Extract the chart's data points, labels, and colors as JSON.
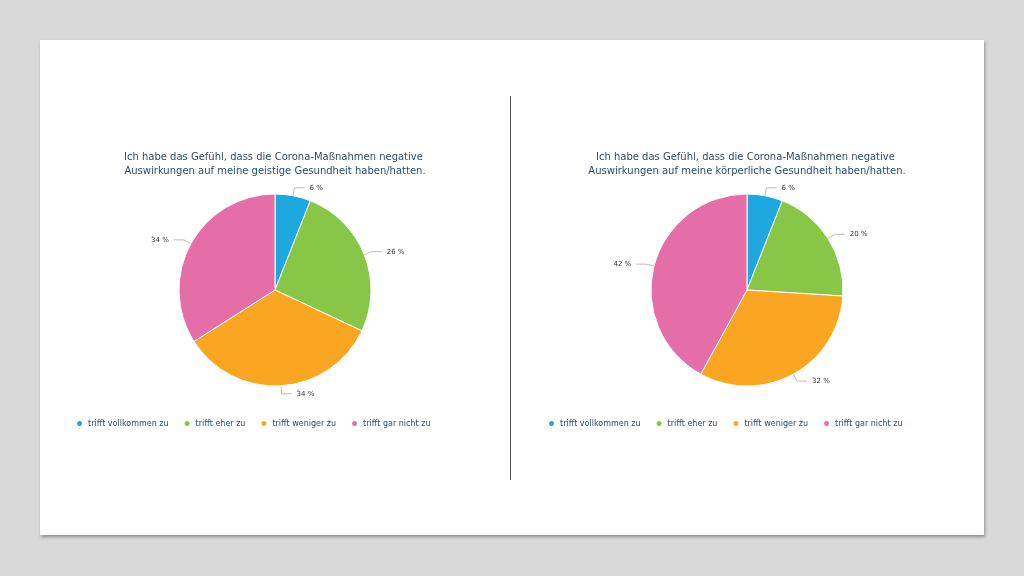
{
  "chart_data": [
    {
      "type": "pie",
      "title": "Ich habe das Gefühl, dass die Corona-Maßnahmen negative Auswirkungen auf meine geistige Gesundheit haben/hatten.",
      "categories": [
        "trifft vollkommen zu",
        "trifft eher zu",
        "trifft weniger zu",
        "trifft gar nicht zu"
      ],
      "values": [
        6,
        26,
        34,
        34
      ],
      "value_labels": [
        "6 %",
        "26 %",
        "34 %",
        "34 %"
      ],
      "colors": [
        "#1ea8e0",
        "#87c646",
        "#fba623",
        "#e56ea9"
      ],
      "legend": "bottom left"
    },
    {
      "type": "pie",
      "title": "Ich habe das Gefühl, dass die Corona-Maßnahmen negative Auswirkungen auf meine körperliche Gesundheit haben/hatten.",
      "categories": [
        "trifft vollkommen zu",
        "trifft eher zu",
        "trifft weniger zu",
        "trifft gar nicht zu"
      ],
      "values": [
        6,
        20,
        32,
        42
      ],
      "value_labels": [
        "6 %",
        "20 %",
        "32 %",
        "42 %"
      ],
      "colors": [
        "#1ea8e0",
        "#87c646",
        "#fba623",
        "#e56ea9"
      ],
      "legend": "bottom left"
    }
  ]
}
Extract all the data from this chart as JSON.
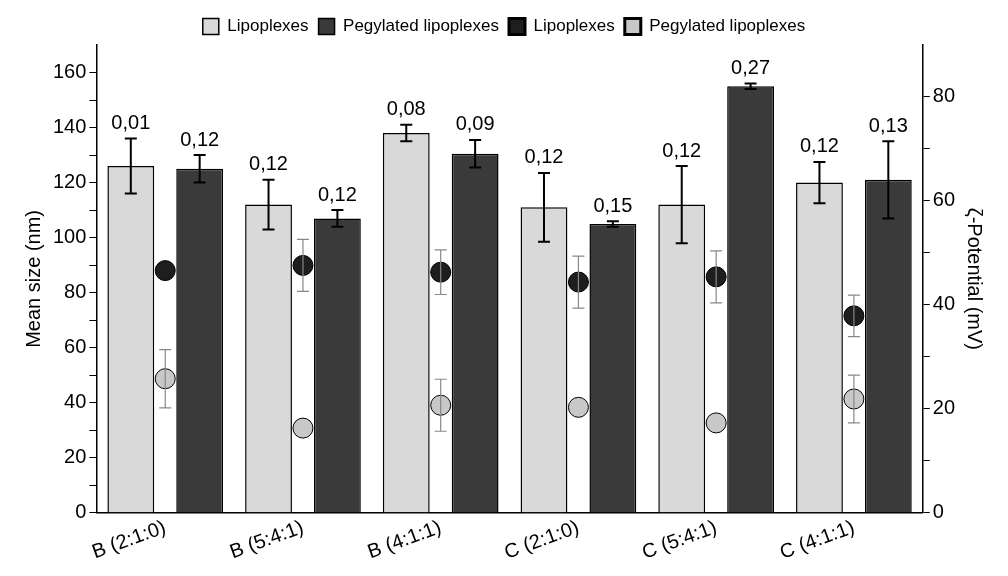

::::

**What the task asks**
Quote every record above exactly, leaving out any pictures.

**Written reply**
Extract the chart's data points, labels, and colors as JSON.
{
  "chart_data": [
    {
      "type": "pie",
      "title": "Ich habe das Gefühl, dass die Corona-Maßnahmen negative Auswirkungen auf meine geistige Gesundheit haben/hatten.",
      "categories": [
        "trifft vollkommen zu",
        "trifft eher zu",
        "trifft weniger zu",
        "trifft gar nicht zu"
      ],
      "values": [
        6,
        26,
        34,
        34
      ],
      "value_labels": [
        "6 %",
        "26 %",
        "34 %",
        "34 %"
      ],
      "colors": [
        "#1ea8e0",
        "#87c646",
        "#fba623",
        "#e56ea9"
      ],
      "legend": "bottom left"
    },
    {
      "type": "pie",
      "title": "Ich habe das Gefühl, dass die Corona-Maßnahmen negative Auswirkungen auf meine körperliche Gesundheit haben/hatten.",
      "categories": [
        "trifft vollkommen zu",
        "trifft eher zu",
        "trifft weniger zu",
        "trifft gar nicht zu"
      ],
      "values": [
        6,
        20,
        32,
        42
      ],
      "value_labels": [
        "6 %",
        "20 %",
        "32 %",
        "42 %"
      ],
      "colors": [
        "#1ea8e0",
        "#87c646",
        "#fba623",
        "#e56ea9"
      ],
      "legend": "bottom left"
    }
  ]
}
Extract all the data from this chart as JSON.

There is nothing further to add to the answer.